> [Dataset]
= = =

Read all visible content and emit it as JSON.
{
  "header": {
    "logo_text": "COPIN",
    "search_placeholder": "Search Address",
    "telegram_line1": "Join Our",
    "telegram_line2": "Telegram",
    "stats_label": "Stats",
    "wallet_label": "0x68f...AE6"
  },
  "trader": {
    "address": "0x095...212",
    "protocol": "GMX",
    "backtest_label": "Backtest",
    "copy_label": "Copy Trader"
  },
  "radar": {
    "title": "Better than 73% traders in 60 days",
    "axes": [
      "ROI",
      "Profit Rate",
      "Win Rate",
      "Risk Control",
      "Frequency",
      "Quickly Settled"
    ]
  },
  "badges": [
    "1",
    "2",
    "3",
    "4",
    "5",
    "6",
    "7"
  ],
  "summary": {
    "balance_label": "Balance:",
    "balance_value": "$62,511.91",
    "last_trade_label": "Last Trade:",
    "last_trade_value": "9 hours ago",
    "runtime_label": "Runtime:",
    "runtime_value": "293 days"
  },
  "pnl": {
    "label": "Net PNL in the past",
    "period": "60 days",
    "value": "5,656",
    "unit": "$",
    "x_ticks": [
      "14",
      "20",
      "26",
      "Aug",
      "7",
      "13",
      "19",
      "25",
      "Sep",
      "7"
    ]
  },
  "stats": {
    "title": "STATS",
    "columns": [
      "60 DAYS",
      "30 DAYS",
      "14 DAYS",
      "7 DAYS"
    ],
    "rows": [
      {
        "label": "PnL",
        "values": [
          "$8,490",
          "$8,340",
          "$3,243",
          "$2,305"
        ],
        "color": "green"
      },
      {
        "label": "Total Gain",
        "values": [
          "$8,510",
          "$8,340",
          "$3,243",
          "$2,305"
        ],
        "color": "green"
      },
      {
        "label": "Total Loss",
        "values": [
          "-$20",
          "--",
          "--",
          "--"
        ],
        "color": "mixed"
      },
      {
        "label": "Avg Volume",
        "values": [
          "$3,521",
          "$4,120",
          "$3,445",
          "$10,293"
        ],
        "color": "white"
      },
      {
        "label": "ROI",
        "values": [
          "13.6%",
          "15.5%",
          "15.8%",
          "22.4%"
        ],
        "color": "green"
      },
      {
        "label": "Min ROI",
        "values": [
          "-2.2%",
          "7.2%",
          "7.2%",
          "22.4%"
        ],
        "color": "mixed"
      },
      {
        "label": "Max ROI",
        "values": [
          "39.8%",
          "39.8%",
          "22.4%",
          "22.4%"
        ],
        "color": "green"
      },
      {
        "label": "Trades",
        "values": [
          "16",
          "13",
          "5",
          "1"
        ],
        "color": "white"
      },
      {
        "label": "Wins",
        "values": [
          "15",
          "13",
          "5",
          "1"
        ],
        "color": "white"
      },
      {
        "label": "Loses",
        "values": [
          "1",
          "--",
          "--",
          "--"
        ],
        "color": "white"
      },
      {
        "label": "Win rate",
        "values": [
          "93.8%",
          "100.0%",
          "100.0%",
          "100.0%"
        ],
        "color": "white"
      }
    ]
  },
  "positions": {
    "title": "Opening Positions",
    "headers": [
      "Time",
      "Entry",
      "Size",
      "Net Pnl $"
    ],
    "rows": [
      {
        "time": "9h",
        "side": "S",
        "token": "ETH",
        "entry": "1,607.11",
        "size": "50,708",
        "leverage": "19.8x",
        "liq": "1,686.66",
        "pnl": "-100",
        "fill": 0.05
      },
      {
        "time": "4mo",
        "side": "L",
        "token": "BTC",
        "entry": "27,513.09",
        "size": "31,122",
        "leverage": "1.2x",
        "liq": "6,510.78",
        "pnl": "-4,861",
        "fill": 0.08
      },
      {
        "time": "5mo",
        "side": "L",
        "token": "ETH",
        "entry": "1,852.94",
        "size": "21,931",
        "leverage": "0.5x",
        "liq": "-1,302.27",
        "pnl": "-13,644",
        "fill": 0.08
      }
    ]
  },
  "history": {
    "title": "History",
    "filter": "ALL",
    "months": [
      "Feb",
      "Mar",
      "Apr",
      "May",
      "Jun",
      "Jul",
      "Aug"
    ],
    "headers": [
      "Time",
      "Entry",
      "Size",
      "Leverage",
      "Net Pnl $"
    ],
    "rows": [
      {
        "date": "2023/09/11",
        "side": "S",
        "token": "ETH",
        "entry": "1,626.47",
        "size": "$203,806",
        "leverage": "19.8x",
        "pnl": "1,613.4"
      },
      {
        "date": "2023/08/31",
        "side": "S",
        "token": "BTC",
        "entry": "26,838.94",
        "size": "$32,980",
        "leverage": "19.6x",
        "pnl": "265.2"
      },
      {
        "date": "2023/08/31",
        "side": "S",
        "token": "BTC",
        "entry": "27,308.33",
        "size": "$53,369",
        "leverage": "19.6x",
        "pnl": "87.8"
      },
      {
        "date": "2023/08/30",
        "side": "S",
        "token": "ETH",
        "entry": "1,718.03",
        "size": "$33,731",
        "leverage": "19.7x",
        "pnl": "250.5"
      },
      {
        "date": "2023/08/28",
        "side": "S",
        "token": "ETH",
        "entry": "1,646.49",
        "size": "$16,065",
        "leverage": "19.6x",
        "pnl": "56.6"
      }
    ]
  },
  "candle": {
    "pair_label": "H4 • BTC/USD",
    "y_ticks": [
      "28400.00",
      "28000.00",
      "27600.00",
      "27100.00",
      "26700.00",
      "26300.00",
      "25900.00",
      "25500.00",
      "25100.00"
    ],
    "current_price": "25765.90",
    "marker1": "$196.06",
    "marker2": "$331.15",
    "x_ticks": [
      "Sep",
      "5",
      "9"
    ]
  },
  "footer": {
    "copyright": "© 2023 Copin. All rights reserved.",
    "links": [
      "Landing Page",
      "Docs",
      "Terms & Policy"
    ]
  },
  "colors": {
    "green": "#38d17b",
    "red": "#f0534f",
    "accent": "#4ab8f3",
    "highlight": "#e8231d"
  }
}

= = =

> [Problem to solve]
Write out all of the records above exactly as they appear.

> [Exercise response]
Read all visible content and emit it as JSON.
{
  "header": {
    "logo_text": "COPIN",
    "search_placeholder": "Search Address",
    "telegram_line1": "Join Our",
    "telegram_line2": "Telegram",
    "stats_label": "Stats",
    "wallet_label": "0x68f...AE6"
  },
  "trader": {
    "address": "0x095...212",
    "protocol": "GMX",
    "backtest_label": "Backtest",
    "copy_label": "Copy Trader"
  },
  "radar": {
    "title": "Better than 73% traders in 60 days",
    "axes": [
      "ROI",
      "Profit Rate",
      "Win Rate",
      "Risk Control",
      "Frequency",
      "Quickly Settled"
    ]
  },
  "badges": [
    "1",
    "2",
    "3",
    "4",
    "5",
    "6",
    "7"
  ],
  "summary": {
    "balance_label": "Balance:",
    "balance_value": "$62,511.91",
    "last_trade_label": "Last Trade:",
    "last_trade_value": "9 hours ago",
    "runtime_label": "Runtime:",
    "runtime_value": "293 days"
  },
  "pnl": {
    "label": "Net PNL in the past",
    "period": "60 days",
    "value": "5,656",
    "unit": "$",
    "x_ticks": [
      "14",
      "20",
      "26",
      "Aug",
      "7",
      "13",
      "19",
      "25",
      "Sep",
      "7"
    ]
  },
  "stats": {
    "title": "STATS",
    "columns": [
      "60 DAYS",
      "30 DAYS",
      "14 DAYS",
      "7 DAYS"
    ],
    "rows": [
      {
        "label": "PnL",
        "values": [
          "$8,490",
          "$8,340",
          "$3,243",
          "$2,305"
        ],
        "color": "green"
      },
      {
        "label": "Total Gain",
        "values": [
          "$8,510",
          "$8,340",
          "$3,243",
          "$2,305"
        ],
        "color": "green"
      },
      {
        "label": "Total Loss",
        "values": [
          "-$20",
          "--",
          "--",
          "--"
        ],
        "color": "mixed"
      },
      {
        "label": "Avg Volume",
        "values": [
          "$3,521",
          "$4,120",
          "$3,445",
          "$10,293"
        ],
        "color": "white"
      },
      {
        "label": "ROI",
        "values": [
          "13.6%",
          "15.5%",
          "15.8%",
          "22.4%"
        ],
        "color": "green"
      },
      {
        "label": "Min ROI",
        "values": [
          "-2.2%",
          "7.2%",
          "7.2%",
          "22.4%"
        ],
        "color": "mixed"
      },
      {
        "label": "Max ROI",
        "values": [
          "39.8%",
          "39.8%",
          "22.4%",
          "22.4%"
        ],
        "color": "green"
      },
      {
        "label": "Trades",
        "values": [
          "16",
          "13",
          "5",
          "1"
        ],
        "color": "white"
      },
      {
        "label": "Wins",
        "values": [
          "15",
          "13",
          "5",
          "1"
        ],
        "color": "white"
      },
      {
        "label": "Loses",
        "values": [
          "1",
          "--",
          "--",
          "--"
        ],
        "color": "white"
      },
      {
        "label": "Win rate",
        "values": [
          "93.8%",
          "100.0%",
          "100.0%",
          "100.0%"
        ],
        "color": "white"
      }
    ]
  },
  "positions": {
    "title": "Opening Positions",
    "headers": [
      "Time",
      "Entry",
      "Size",
      "Net Pnl $"
    ],
    "rows": [
      {
        "time": "9h",
        "side": "S",
        "token": "ETH",
        "entry": "1,607.11",
        "size": "50,708",
        "leverage": "19.8x",
        "liq": "1,686.66",
        "pnl": "-100",
        "fill": 0.05
      },
      {
        "time": "4mo",
        "side": "L",
        "token": "BTC",
        "entry": "27,513.09",
        "size": "31,122",
        "leverage": "1.2x",
        "liq": "6,510.78",
        "pnl": "-4,861",
        "fill": 0.08
      },
      {
        "time": "5mo",
        "side": "L",
        "token": "ETH",
        "entry": "1,852.94",
        "size": "21,931",
        "leverage": "0.5x",
        "liq": "-1,302.27",
        "pnl": "-13,644",
        "fill": 0.08
      }
    ]
  },
  "history": {
    "title": "History",
    "filter": "ALL",
    "months": [
      "Feb",
      "Mar",
      "Apr",
      "May",
      "Jun",
      "Jul",
      "Aug"
    ],
    "headers": [
      "Time",
      "Entry",
      "Size",
      "Leverage",
      "Net Pnl $"
    ],
    "rows": [
      {
        "date": "2023/09/11",
        "side": "S",
        "token": "ETH",
        "entry": "1,626.47",
        "size": "$203,806",
        "leverage": "19.8x",
        "pnl": "1,613.4"
      },
      {
        "date": "2023/08/31",
        "side": "S",
        "token": "BTC",
        "entry": "26,838.94",
        "size": "$32,980",
        "leverage": "19.6x",
        "pnl": "265.2"
      },
      {
        "date": "2023/08/31",
        "side": "S",
        "token": "BTC",
        "entry": "27,308.33",
        "size": "$53,369",
        "leverage": "19.6x",
        "pnl": "87.8"
      },
      {
        "date": "2023/08/30",
        "side": "S",
        "token": "ETH",
        "entry": "1,718.03",
        "size": "$33,731",
        "leverage": "19.7x",
        "pnl": "250.5"
      },
      {
        "date": "2023/08/28",
        "side": "S",
        "token": "ETH",
        "entry": "1,646.49",
        "size": "$16,065",
        "leverage": "19.6x",
        "pnl": "56.6"
      }
    ]
  },
  "candle": {
    "pair_label": "H4 • BTC/USD",
    "y_ticks": [
      "28400.00",
      "28000.00",
      "27600.00",
      "27100.00",
      "26700.00",
      "26300.00",
      "25900.00",
      "25500.00",
      "25100.00"
    ],
    "current_price": "25765.90",
    "marker1": "$196.06",
    "marker2": "$331.15",
    "x_ticks": [
      "Sep",
      "5",
      "9"
    ]
  },
  "footer": {
    "copyright": "© 2023 Copin. All rights reserved.",
    "links": [
      "Landing Page",
      "Docs",
      "Terms & Policy"
    ]
  },
  "colors": {
    "green": "#38d17b",
    "red": "#f0534f",
    "accent": "#4ab8f3",
    "highlight": "#e8231d"
  }
}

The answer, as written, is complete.